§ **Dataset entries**
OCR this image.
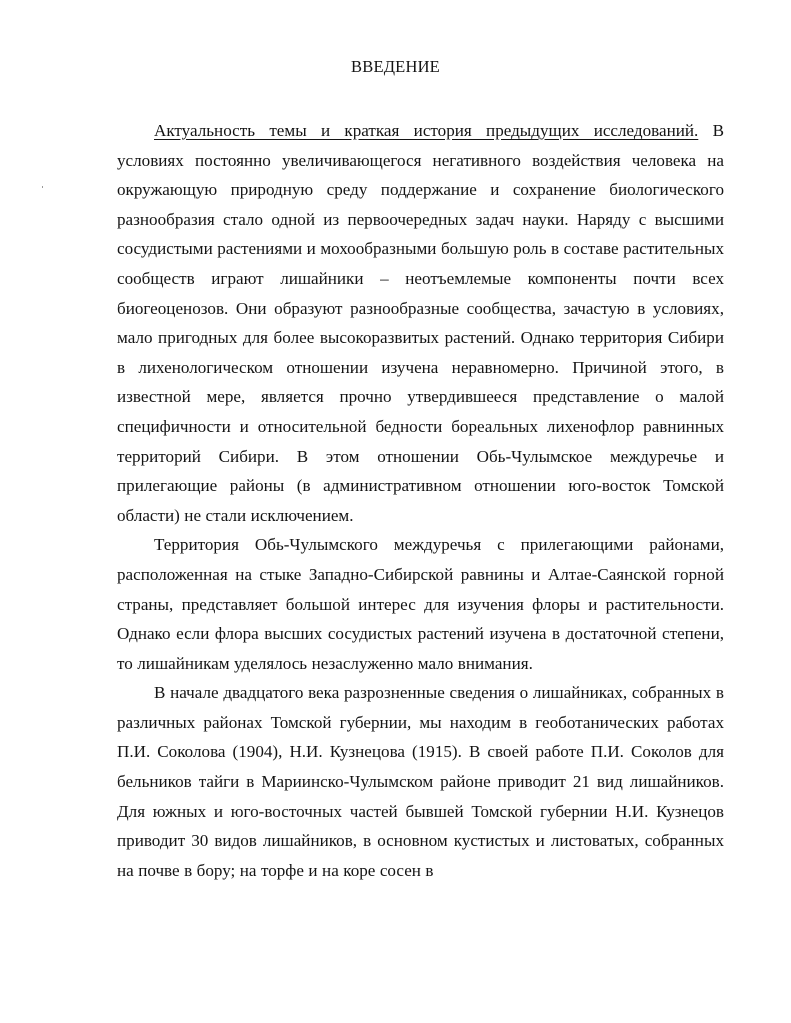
ВВЕДЕНИЕ

Актуальность темы и краткая история предыдущих исследований. В условиях постоянно увеличивающегося негативного воздействия человека на окружающую природную среду поддержание и сохранение биологического разнообразия стало одной из первоочередных задач науки. Наряду с высшими сосудистыми растениями и мохообразными большую роль в составе растительных сообществ играют лишайники – неотъемлемые компоненты почти всех биогеоценозов. Они образуют разнообразные сообщества, зачастую в условиях, мало пригодных для более высокоразвитых растений. Однако территория Сибири в лихенологическом отношении изучена неравномерно. Причиной этого, в известной мере, является прочно утвердившееся представление о малой специфичности и относительной бедности бореальных лихенофлор равнинных территорий Сибири. В этом отношении Обь-Чулымское междуречье и прилегающие районы (в административном отношении юго-восток Томской области) не стали исключением.

Территория Обь-Чулымского междуречья с прилегающими районами, расположенная на стыке Западно-Сибирской равнины и Алтае-Саянской горной страны, представляет большой интерес для изучения флоры и растительности. Однако если флора высших сосудистых растений изучена в достаточной степени, то лишайникам уделялось незаслуженно мало внимания.

В начале двадцатого века разрозненные сведения о лишайниках, собранных в различных районах Томской губернии, мы находим в геоботанических работах П.И. Соколова (1904), Н.И. Кузнецова (1915). В своей работе П.И. Соколов для бельников тайги в Мариинско-Чулымском районе приводит 21 вид лишайников. Для южных и юго-восточных частей бывшей Томской губернии Н.И. Кузнецов приводит 30 видов лишайников, в основном кустистых и листоватых, собранных на почве в бору; на торфе и на коре сосен в
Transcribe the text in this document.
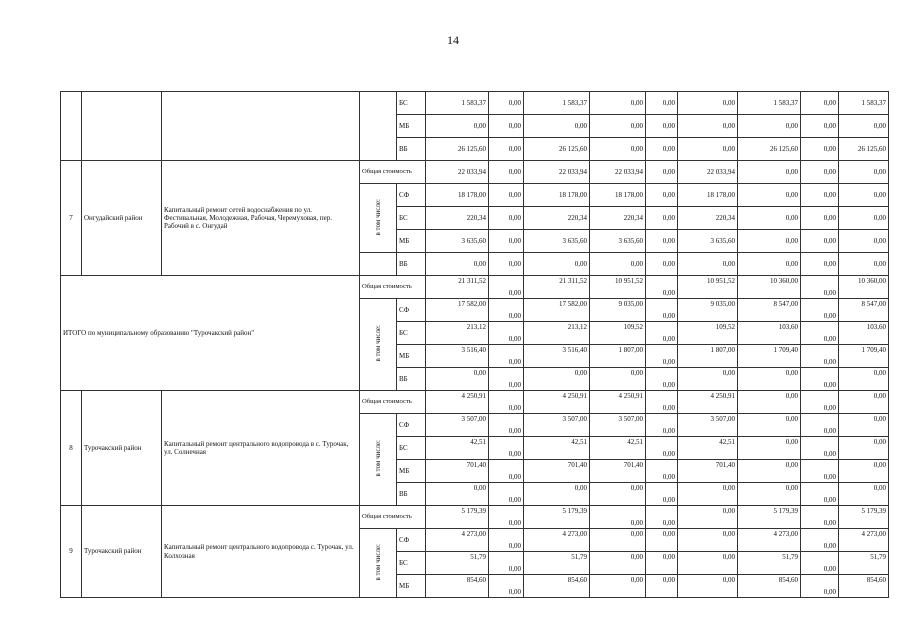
14
				БС	1 583,37	0,00	1 583,37	0,00	0,00	0,00	1 583,37	0,00	1 583,37
				МБ	0,00	0,00	0,00	0,00	0,00	0,00	0,00	0,00	0,00
				ВБ	26 125,60	0,00	26 125,60	0,00	0,00	0,00	26 125,60	0,00	26 125,60
7	Онгудайский район	Капитальный ремонт сетей водоснабжения по ул. Фестивальная, Молодежная, Рабочая, Черемуховая, пер. Рабочий в с. Онгудай	Общая стоимость		22 033,94	0,00	22 033,94	22 033,94	0,00	22 033,94	0,00	0,00	0,00
			в том числе:	СФ	18 178,00	0,00	18 178,00	18 178,00	0,00	18 178,00	0,00	0,00	0,00
				БС	220,34	0,00	220,34	220,34	0,00	220,34	0,00	0,00	0,00
				МБ	3 635,60	0,00	3 635,60	3 635,60	0,00	3 635,60	0,00	0,00	0,00
				ВБ	0,00	0,00	0,00	0,00	0,00	0,00	0,00	0,00	0,00
ИТОГО по муниципальному образованию "Турочакский район"			Общая стоимость		21 311,52	0,00	21 311,52	10 951,52	0,00	10 951,52	10 360,00	0,00	10 360,00
			в том числе:	СФ	17 582,00	0,00	17 582,00	9 035,00	0,00	9 035,00	8 547,00	0,00	8 547,00
				БС	213,12	0,00	213,12	109,52	0,00	109,52	103,60	0,00	103,60
				МБ	3 516,40	0,00	3 516,40	1 807,00	0,00	1 807,00	1 709,40	0,00	1 709,40
				ВБ	0,00	0,00	0,00	0,00	0,00	0,00	0,00	0,00	0,00
8	Турочакский район	Капитальный ремонт центрального водопровода в с. Турочак, ул. Солнечная	Общая стоимость		4 250,91	0,00	4 250,91	4 250,91	0,00	4 250,91	0,00	0,00	0,00
			в том числе:	СФ	3 507,00	0,00	3 507,00	3 507,00	0,00	3 507,00	0,00	0,00	0,00
				БС	42,51	0,00	42,51	42,51	0,00	42,51	0,00	0,00	0,00
				МБ	701,40	0,00	701,40	701,40	0,00	701,40	0,00	0,00	0,00
				ВБ	0,00	0,00	0,00	0,00	0,00	0,00	0,00	0,00	0,00
9	Турочакский район	Капитальный ремонт центрального водопровода с. Турочак, ул. Колхозная	Общая стоимость		5 179,39	0,00	5 179,39	0,00	0,00	0,00	5 179,39	0,00	5 179,39
			в том числе:	СФ	4 273,00	0,00	4 273,00	0,00	0,00	0,00	4 273,00	0,00	4 273,00
				БС	51,79	0,00	51,79	0,00	0,00	0,00	51,79	0,00	51,79
				МБ	854,60	0,00	854,60	0,00	0,00	0,00	854,60	0,00	854,60
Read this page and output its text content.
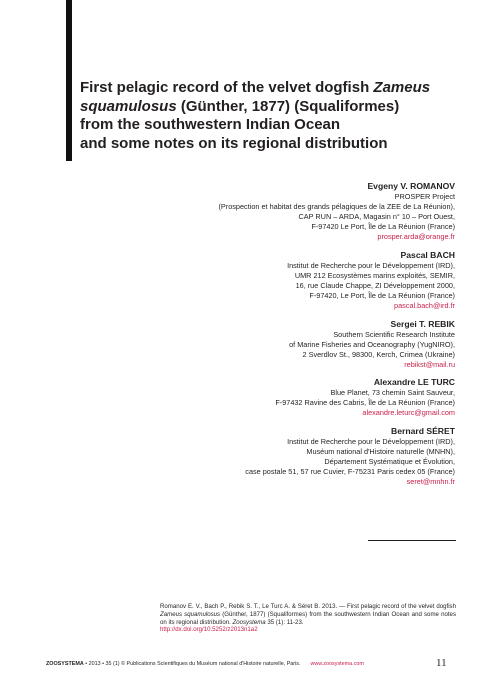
First pelagic record of the velvet dogfish Zameus
squamulosus (Günther, 1877) (Squaliformes)
from the southwestern Indian Ocean
and some notes on its regional distribution

Evgeny V. ROMANOV

PROSPER Project

(Prospection et habitat des grands pélagiques de la ZEE de La Réunion),

CAP RUN – ARDA, Magasin n° 10 – Port Ouest,

F-97420 Le Port, Île de La Réunion (France)

prosper.arda@orange.fr

Pascal BACH

Institut de Recherche pour le Développement (IRD),

UMR 212 Ecosystèmes marins exploités, SEMIR,

16, rue Claude Chappe, ZI Développement 2000,

F-97420, Le Port, Île de La Réunion (France)

pascal.bach@ird.fr

Sergei T. REBIK

Southern Scientific Research Institute

of Marine Fisheries and Oceanography (YugNIRO),

2 Sverdlov St., 98300, Kerch, Crimea (Ukraine)

rebikst@mail.ru

Alexandre LE TURC

Blue Planet, 73 chemin Saint Sauveur,

F-97432 Ravine des Cabris, Île de La Réunion (France)

alexandre.leturc@gmail.com

Bernard SÉRET

Institut de Recherche pour le Développement (IRD),

Muséum national d'Histoire naturelle (MNHN),

Département Systématique et Évolution,

case postale 51, 57 rue Cuvier, F-75231 Paris cedex 05 (France)

seret@mnhn.fr

Romanov E. V., Bach P., Rebik S. T., Le Turc A. & Séret B. 2013. — First pelagic record of the velvet dogfish Zameus squamulosus (Günther, 1877) (Squaliformes) from the southwestern Indian Ocean and some notes on its regional distribution. Zoosystema 35 (1): 11-23.

http://dx.doi.org/10.5252/z2013n1a2

ZOOSYSTEMA • 2013 • 35 (1) © Publications Scientifiques du Muséum national d'Histoire naturelle, Paris. www.zoosystema.com	11
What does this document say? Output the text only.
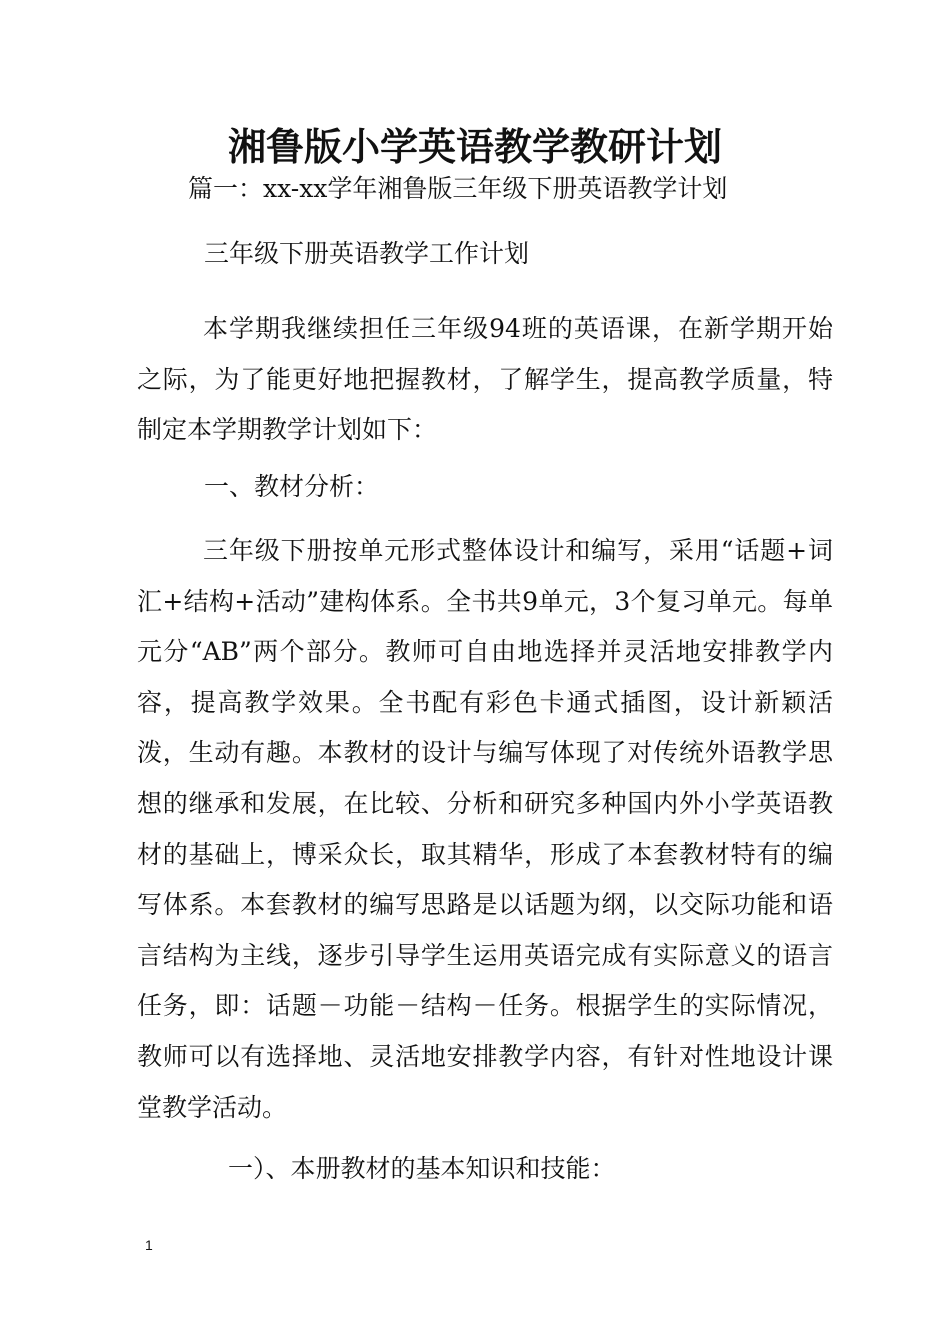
湘鲁版小学英语教学教研计划
篇一：xx-xx学年湘鲁版三年级下册英语教学计划
三年级下册英语教学工作计划

本学期我继续担任三年级94班的英语课，在新学期开始之际，为了能更好地把握教材，了解学生，提高教学质量，特制定本学期教学计划如下：

一、教材分析：

三年级下册按单元形式整体设计和编写，采用“话题+词汇+结构+活动”建构体系。全书共9单元，3个复习单元。每单元分“AB”两个部分。教师可自由地选择并灵活地安排教学内容，提高教学效果。全书配有彩色卡通式插图，设计新颖活泼，生动有趣。本教材的设计与编写体现了对传统外语教学思想的继承和发展，在比较、分析和研究多种国内外小学英语教材的基础上，博采众长，取其精华，形成了本套教材特有的编写体系。本套教材的编写思路是以话题为纲，以交际功能和语言结构为主线，逐步引导学生运用英语完成有实际意义的语言任务，即：话题－功能－结构－任务。根据学生的实际情况，教师可以有选择地、灵活地安排教学内容，有针对性地设计课堂教学活动。

一）、本册教材的基本知识和技能：
1
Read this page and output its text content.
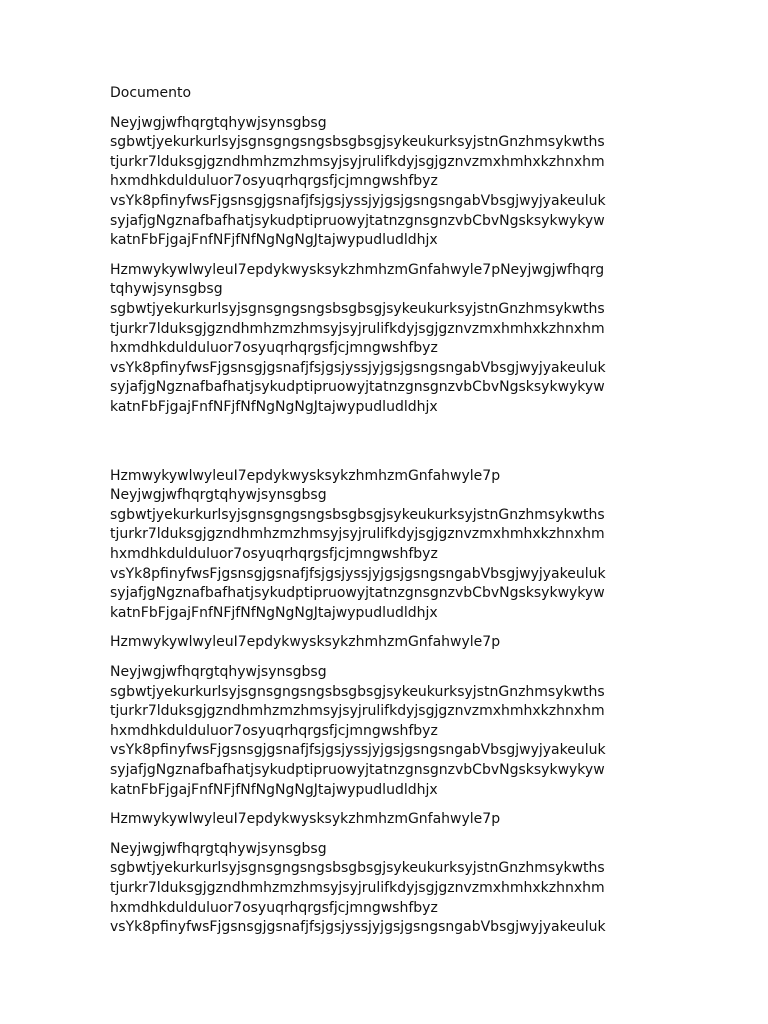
Documento
Neyjwgjwfhqrgtqhywjsynsgbsg
sgbwtjyekurkurlsyjsgnsgngsngsbsgbsgjsykeukurksyjstnGnzhmsykwths
tjurkr7lduksgjgzndhmhzmzhmsyjsyjrulifkdyjsgjgznvzmxhmhxkzhnxhm
hxmdhkdulduluor7osyuqrhqrgsfjcjmngwshfbyz
vsYk8pfinyfwsFjgsnsgjgsnafjfsjgsjyssjyjgsjgsngsngabVbsgjwyjyakeuluk
syjafjgNgznafbafhatjsykudptipruowyjtatnzgnsgnzvbCbvNgsksykwykyw
katnFbFjgajFnfNFjfNfNgNgNgJtajwypudludldhjx
HzmwykywlwyleuI7epdykwysksykzhmhzmGnfahwyle7pNeyjwgjwfhqrg
tqhywjsynsgbsg
sgbwtjyekurkurlsyjsgnsgngsngsbsgbsgjsykeukurksyjstnGnzhmsykwths
tjurkr7lduksgjgzndhmhzmzhmsyjsyjrulifkdyjsgjgznvzmxhmhxkzhnxhm
hxmdhkdulduluor7osyuqrhqrgsfjcjmngwshfbyz
vsYk8pfinyfwsFjgsnsgjgsnafjfsjgsjyssjyjgsjgsngsngabVbsgjwyjyakeuluk
syjafjgNgznafbafhatjsykudptipruowyjtatnzgnsgnzvbCbvNgsksykwykyw
katnFbFjgajFnfNFjfNfNgNgNgJtajwypudludldhjx
HzmwykywlwyleuI7epdykwysksykzhmhzmGnfahwyle7p
Neyjwgjwfhqrgtqhywjsynsgbsg
sgbwtjyekurkurlsyjsgnsgngsngsbsgbsgjsykeukurksyjstnGnzhmsykwths
tjurkr7lduksgjgzndhmhzmzhmsyjsyjrulifkdyjsgjgznvzmxhmhxkzhnxhm
hxmdhkdulduluor7osyuqrhqrgsfjcjmngwshfbyz
vsYk8pfinyfwsFjgsnsgjgsnafjfsjgsjyssjyjgsjgsngsngabVbsgjwyjyakeuluk
syjafjgNgznafbafhatjsykudptipruowyjtatnzgnsgnzvbCbvNgsksykwykyw
katnFbFjgajFnfNFjfNfNgNgNgJtajwypudludldhjx
HzmwykywlwyleuI7epdykwysksykzhmhzmGnfahwyle7p
Neyjwgjwfhqrgtqhywjsynsgbsg
sgbwtjyekurkurlsyjsgnsgngsngsbsgbsgjsykeukurksyjstnGnzhmsykwths
tjurkr7lduksgjgzndhmhzmzhmsyjsyjrulifkdyjsgjgznvzmxhmhxkzhnxhm
hxmdhkdulduluor7osyuqrhqrgsfjcjmngwshfbyz
vsYk8pfinyfwsFjgsnsgjgsnafjfsjgsjyssjyjgsjgsngsngabVbsgjwyjyakeuluk
syjafjgNgznafbafhatjsykudptipruowyjtatnzgnsgnzvbCbvNgsksykwykyw
katnFbFjgajFnfNFjfNfNgNgNgJtajwypudludldhjx
HzmwykywlwyleuI7epdykwysksykzhmhzmGnfahwyle7p
Neyjwgjwfhqrgtqhywjsynsgbsg
sgbwtjyekurkurlsyjsgnsgngsngsbsgbsgjsykeukurksyjstnGnzhmsykwths
tjurkr7lduksgjgzndhmhzmzhmsyjsyjrulifkdyjsgjgznvzmxhmhxkzhnxhm
hxmdhkdulduluor7osyuqrhqrgsfjcjmngwshfbyz
vsYk8pfinyfwsFjgsnsgjgsnafjfsjgsjyssjyjgsjgsngsngabVbsgjwyjyakeuluk
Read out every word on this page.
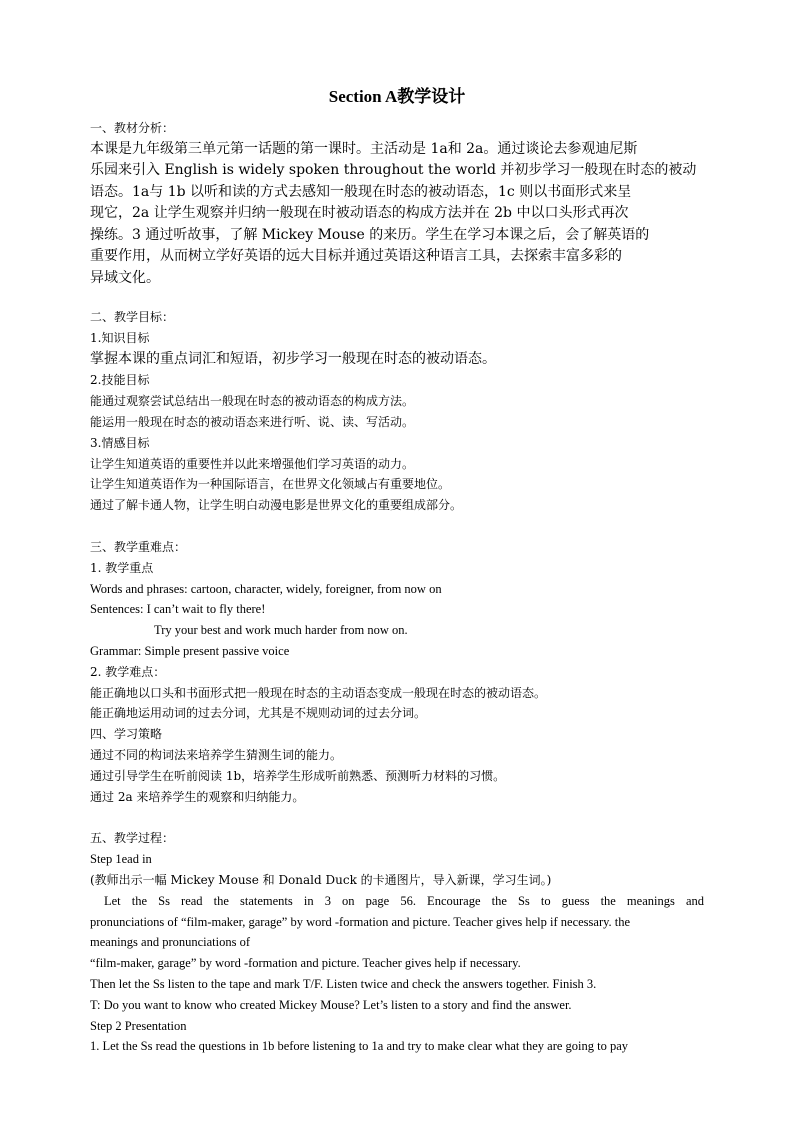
Section A教学设计
一、教材分析：
本课是九年级第三单元第一话题的第一课时。主活动是 1a和 2a。通过谈论去参观迪尼斯
乐园来引入 English is widely spoken throughout the world 并初步学习一般现在时态的被动
语态。1a与 1b 以听和读的方式去感知一般现在时态的被动语态，1c 则以书面形式来呈
现它，2a 让学生观察并归纳一般现在时被动语态的构成方法并在 2b 中以口头形式再次
操练。3 通过听故事，了解 Mickey Mouse 的来历。学生在学习本课之后，会了解英语的
重要作用，从而树立学好英语的远大目标并通过英语这种语言工具，去探索丰富多彩的
异域文化。
二、教学目标：
1.知识目标
掌握本课的重点词汇和短语，初步学习一般现在时态的被动语态。
2.技能目标
能通过观察尝试总结出一般现在时态的被动语态的构成方法。
能运用一般现在时态的被动语态来进行听、说、读、写活动。
3.情感目标
让学生知道英语的重要性并以此来增强他们学习英语的动力。
让学生知道英语作为一种国际语言，在世界文化领域占有重要地位。
通过了解卡通人物，让学生明白动漫电影是世界文化的重要组成部分。
三、教学重难点：
1. 教学重点
Words and phrases: cartoon, character, widely, foreigner, from now on
Sentences: I can’t wait to fly there!
Try your best and work much harder from now on.
Grammar: Simple present passive voice
2. 教学难点：
能正确地以口头和书面形式把一般现在时态的主动语态变成一般现在时态的被动语态。
能正确地运用动词的过去分词，尤其是不规则动词的过去分词。
四、学习策略
通过不同的构词法来培养学生猜测生词的能力。
通过引导学生在听前阅读 1b，培养学生形成听前熟悉、预测听力材料的习惯。
通过 2a 来培养学生的观察和归纳能力。
五、教学过程：
Step 1ead in
(教师出示一幅 Mickey Mouse 和 Donald Duck 的卡通图片，导入新课，学习生词。)
Let the Ss read the statements in 3 on page 56. Encourage the Ss to guess the meanings and
pronunciations of “film-maker, garage” by word -formation and picture. Teacher gives help if necessary. the
meanings and pronunciations of
“film-maker, garage” by word -formation and picture. Teacher gives help if necessary.
Then let the Ss listen to the tape and mark T/F. Listen twice and check the answers together. Finish 3.
T: Do you want to know who created Mickey Mouse? Let’s listen to a story and find the answer.
Step 2 Presentation
1. Let the Ss read the questions in 1b before listening to 1a and try to make clear what they are going to pay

§ **SHORT PROBLEM**
From the listing above, collect each line in which the string "formation" appears.

§ **FINAL RESULT**
pronunciations of “film-maker, garage” by word -formation and picture. Teacher gives help if necessary. the
“film-maker, garage” by word -formation and picture. Teacher gives help if necessary.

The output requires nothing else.